*BEREITGESTELLTER TEXT*.
-=-=-

Siebter Tag:(Einige Stellen des folgenden Textes sind mit (.........) gekennzeichnet. Ich bitte um Nachsicht, dass bei der Abschrift in meinem Exemplar der - immerhin 40 Jahre alten Kopie - diese Passagen beim besten Willen nicht mehr von mir entzifferbar waren . (Bernd)).Über der siebten Tag wissen Heiko und Bio zu berichten:
Für einige Wenige, die vom vergangenen Abend noch nicht genug oder aber zuviel hatten, begann der Sonntag mit einer Messe in Santa Maria d'Egli Angeli. Nach einem gemeinsam eingenommenen "ergiebigen" Frühstück, zu dem sich auch der Rest der Klasse nach und nach einfand, beschlossen wir, einen uns "vollkommen unbekannten" Stadtteil -Trastevere- einmal ohne weiße Mäuse anzuschauen. Der kulturelle Teil begann und endete mit der Besichtigung der Kirche Santa Maria in Trastevere, der ersten Kirche Roms, die der Verehrung der Hl. Jungfrau gewidmet wurde. Es schloß sich ein Besuch auf dem weniger kulturellen aber nicht weniger interessanten Flohmarkt an. Hier ersteigerte ich (Melli) eine Schallplatte. Meinen Co-Reverenten Bio verlor ich zu dieser Zeit leider aus den Augen, er weiß aber zu berichten, daß Bego, der wie üblich in Geldmangel war, beinahe bei einem Falschspieler ohne Risiko 10000 Lire gewonnen hätte. Diesen theoretischen Verlust hat er bis heute noch nicht verschmerzen können. Der Flohmarkt bot von der mehrfach benutzten Rasierklinge (erstaunlich niedriger Preis, weil nur leicht oxydiert) bis zum Jackenknopf Mussolinis fast alles. Gebrauchtwagen waren seltener. Alsdann fuhren wir nach der Beobachtung eines Auffahrunfalls in unser trautes Heim in der Via Flavia zurück, um uns ein weiteres Nocheinmal phantasievollsten Spaghettigerichten zu widmen. Wir beschlossen dann, zur Via Appia hinauszufahren. Ein Bus der römischen SPQR Betriebe beförderte uns dorthin. Vor der Besichtigung der Via Appia Antiqua, die mehrere Kilometer lang ist (zu lang für uns), besuchten wir die St.Sebastianus - Katakomben, um anschließend die darüberliegende St.Sebastianus-Basilika zu besichtigen, die mehrere berühmte Reliquien beherbergt. Nach der Besichtigung des Grabmals der Zäzilie Metella traten wir den Rückzug an.

-=-=-

*EXTRAHIERTE INFORMATIONEN*.

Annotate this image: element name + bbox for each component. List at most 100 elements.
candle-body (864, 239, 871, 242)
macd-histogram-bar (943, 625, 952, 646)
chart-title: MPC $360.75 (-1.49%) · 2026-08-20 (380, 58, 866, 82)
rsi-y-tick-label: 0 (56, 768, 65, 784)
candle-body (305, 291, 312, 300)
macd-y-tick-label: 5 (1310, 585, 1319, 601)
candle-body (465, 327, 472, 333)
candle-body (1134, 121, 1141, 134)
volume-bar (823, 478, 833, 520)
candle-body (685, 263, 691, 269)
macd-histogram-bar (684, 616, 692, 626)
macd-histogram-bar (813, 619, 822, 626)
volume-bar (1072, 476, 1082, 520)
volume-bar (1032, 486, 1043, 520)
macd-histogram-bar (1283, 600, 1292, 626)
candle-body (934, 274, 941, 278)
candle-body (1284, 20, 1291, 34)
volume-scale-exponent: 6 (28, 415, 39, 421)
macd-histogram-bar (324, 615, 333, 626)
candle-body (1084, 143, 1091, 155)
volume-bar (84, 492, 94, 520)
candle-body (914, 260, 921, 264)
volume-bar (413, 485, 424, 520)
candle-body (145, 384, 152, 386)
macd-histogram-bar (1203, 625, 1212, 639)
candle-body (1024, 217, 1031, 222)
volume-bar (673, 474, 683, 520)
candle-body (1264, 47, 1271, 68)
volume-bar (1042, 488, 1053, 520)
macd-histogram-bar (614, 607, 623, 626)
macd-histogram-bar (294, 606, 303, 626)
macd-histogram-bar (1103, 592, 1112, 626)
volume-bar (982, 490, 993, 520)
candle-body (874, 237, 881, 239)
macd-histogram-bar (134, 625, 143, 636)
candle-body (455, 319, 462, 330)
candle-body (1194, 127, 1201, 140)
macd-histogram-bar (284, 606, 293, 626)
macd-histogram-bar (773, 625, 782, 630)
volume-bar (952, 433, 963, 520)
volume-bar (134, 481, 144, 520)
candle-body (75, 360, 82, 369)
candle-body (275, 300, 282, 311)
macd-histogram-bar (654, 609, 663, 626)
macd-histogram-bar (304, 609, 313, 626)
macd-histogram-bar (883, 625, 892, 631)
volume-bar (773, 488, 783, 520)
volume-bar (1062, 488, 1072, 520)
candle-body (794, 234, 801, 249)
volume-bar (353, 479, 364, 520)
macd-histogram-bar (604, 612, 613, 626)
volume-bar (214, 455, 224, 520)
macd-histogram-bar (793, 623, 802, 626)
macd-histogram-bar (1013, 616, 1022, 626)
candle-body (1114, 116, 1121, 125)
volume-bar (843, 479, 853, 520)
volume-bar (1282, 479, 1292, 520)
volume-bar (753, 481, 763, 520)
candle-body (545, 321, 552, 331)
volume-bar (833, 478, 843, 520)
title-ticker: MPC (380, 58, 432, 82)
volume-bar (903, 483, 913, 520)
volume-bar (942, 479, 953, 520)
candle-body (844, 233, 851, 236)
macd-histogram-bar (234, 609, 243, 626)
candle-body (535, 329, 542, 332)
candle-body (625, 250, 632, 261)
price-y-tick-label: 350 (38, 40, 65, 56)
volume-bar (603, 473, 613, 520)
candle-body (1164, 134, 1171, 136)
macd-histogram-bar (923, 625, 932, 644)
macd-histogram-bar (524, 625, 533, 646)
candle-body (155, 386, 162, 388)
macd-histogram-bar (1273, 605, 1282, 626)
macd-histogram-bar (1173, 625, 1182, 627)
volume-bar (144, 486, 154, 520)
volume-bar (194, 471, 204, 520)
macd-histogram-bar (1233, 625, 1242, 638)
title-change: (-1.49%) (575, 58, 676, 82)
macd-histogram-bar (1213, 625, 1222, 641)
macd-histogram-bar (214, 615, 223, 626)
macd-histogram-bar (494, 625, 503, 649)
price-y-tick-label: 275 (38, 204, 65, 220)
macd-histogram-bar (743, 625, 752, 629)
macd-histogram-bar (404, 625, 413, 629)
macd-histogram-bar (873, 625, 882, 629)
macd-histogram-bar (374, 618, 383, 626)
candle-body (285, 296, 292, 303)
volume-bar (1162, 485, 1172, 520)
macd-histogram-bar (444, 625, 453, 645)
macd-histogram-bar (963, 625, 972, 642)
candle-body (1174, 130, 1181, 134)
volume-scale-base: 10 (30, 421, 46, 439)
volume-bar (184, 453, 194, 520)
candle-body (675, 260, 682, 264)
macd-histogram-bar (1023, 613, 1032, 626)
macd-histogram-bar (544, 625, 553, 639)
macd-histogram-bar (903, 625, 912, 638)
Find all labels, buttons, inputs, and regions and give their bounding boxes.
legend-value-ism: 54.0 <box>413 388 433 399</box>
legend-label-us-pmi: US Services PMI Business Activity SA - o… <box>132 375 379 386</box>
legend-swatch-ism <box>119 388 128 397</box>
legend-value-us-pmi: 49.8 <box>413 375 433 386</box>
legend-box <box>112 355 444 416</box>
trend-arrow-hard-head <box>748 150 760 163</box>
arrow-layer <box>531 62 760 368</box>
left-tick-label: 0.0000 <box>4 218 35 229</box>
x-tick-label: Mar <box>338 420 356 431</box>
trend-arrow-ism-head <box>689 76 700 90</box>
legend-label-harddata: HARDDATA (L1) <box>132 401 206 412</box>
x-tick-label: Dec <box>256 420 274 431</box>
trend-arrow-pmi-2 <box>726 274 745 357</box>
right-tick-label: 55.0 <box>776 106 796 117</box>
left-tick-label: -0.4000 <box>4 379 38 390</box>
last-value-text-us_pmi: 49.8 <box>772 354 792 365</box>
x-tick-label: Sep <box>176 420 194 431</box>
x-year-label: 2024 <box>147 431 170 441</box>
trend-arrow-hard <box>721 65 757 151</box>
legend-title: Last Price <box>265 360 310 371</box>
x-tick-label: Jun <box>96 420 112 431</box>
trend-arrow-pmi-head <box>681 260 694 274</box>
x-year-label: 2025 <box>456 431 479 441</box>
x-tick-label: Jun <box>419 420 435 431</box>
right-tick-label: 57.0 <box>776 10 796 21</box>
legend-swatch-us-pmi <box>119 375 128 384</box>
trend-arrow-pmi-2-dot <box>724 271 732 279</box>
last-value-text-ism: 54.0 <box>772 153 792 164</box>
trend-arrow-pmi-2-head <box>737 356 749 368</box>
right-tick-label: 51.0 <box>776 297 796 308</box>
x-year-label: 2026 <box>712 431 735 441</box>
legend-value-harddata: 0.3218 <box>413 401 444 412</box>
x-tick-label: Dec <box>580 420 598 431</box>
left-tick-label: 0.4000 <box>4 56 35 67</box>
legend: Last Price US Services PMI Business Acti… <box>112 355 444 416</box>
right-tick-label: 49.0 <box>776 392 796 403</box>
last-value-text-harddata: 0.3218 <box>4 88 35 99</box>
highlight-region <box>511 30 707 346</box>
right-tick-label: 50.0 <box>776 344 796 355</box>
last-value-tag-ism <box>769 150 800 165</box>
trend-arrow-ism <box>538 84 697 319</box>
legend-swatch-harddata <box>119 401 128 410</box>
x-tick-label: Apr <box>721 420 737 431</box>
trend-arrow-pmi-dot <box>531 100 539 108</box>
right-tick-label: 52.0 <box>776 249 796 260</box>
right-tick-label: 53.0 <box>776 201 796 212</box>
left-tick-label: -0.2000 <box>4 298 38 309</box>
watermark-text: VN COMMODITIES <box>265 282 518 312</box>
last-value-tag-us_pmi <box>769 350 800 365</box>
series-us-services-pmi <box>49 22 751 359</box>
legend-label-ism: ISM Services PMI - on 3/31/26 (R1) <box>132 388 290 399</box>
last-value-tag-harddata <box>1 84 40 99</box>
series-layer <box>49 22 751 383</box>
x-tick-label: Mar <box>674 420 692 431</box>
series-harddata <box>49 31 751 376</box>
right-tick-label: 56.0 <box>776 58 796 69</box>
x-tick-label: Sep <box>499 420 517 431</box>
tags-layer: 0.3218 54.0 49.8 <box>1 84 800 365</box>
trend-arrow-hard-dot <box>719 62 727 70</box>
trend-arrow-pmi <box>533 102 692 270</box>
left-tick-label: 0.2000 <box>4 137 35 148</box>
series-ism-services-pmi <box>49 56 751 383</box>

-=-=-

*ERFORDERLICHE SCHRITTE*.
- A) Beantworte anhand des Berichts über den siebten Tag in Rom diese Fragen:
(i) In welcher Kirche begann der Sonntag für einige Wenige mit einer Messe?
(ii) Welche Kirche Roms wurde als erste der Verehrung der Hl. Jungfrau gewidmet?
(iii) Welches Grabmal wurde besichtigt, bevor man den Rückzug antrat?
- B) Führe den Bericht über den siebten Tag in Rom im gleichen Ton fort, beginnend nach dem Satz über den Rückzug.
Das Material spielt hierfür keine Rolle.

*ANTWORTEN JE AUFGABE*.
- A)
(i) In Santa Maria d'Egli Angeli.
(ii) Santa Maria in Trastevere.
(iii) Das Grabmal der Zäzilie Metella.

- B)
Ein Bus, dessen Fahrer das Wort "Geschwindigkeitsbeschränkung" aus seinem Wortschatz schien gestrichen zu haben, der mit dem Knie schaltete und die Bremse durch häufiges Hupen schonte, jagte uns in Richtung Heimat, wo am Abend, nach einem reichhaltigen Abendessen in der Pensione Mevio, ein Abschiedsfest in Trastevere stattfand.
Hier muß ich (Bio) passen, da ich mich nur an Teile dieses Abends erinnere, die sich wahrscheinlich noch nicht einmal an diesem Abend abgespielt haben. Wie dieser Filmriß meines Gedächtnisses zustande kam, ist mir bis heute schleierhaft.
In einer wesentlich besseren Lage befand ich mich auch nicht. Wer wohl? Es war, soweit ich (Melli) mich daran erinnern kann, ( ...... ) Abend, der damit endete, daß einige Herren unserer Klasse zwar nicht redselig wurden, aber eben doch etwas auf ungewohntem Wege von sich gaben. Zu erst wurden wir mit Spaghetti a la Carbonara berieselt, und später wollte sogar einer überall schlafen. (Deutliches Zeichen von Überanstrengung.) Auf dem Heimweg stiegen zwar zwei Klassenkameraden in den verkehrten Lift (es war auch das verkehrte Haus), aber es machte ihnen offensichtlich Spaß, einmal mehrmals kostenlos rauf und runter zu fahren. Endlich gelangten wir aber doch noch vollzählig und wohlbehalten in unsere Betten. Es war ein erfolgreicher Tag.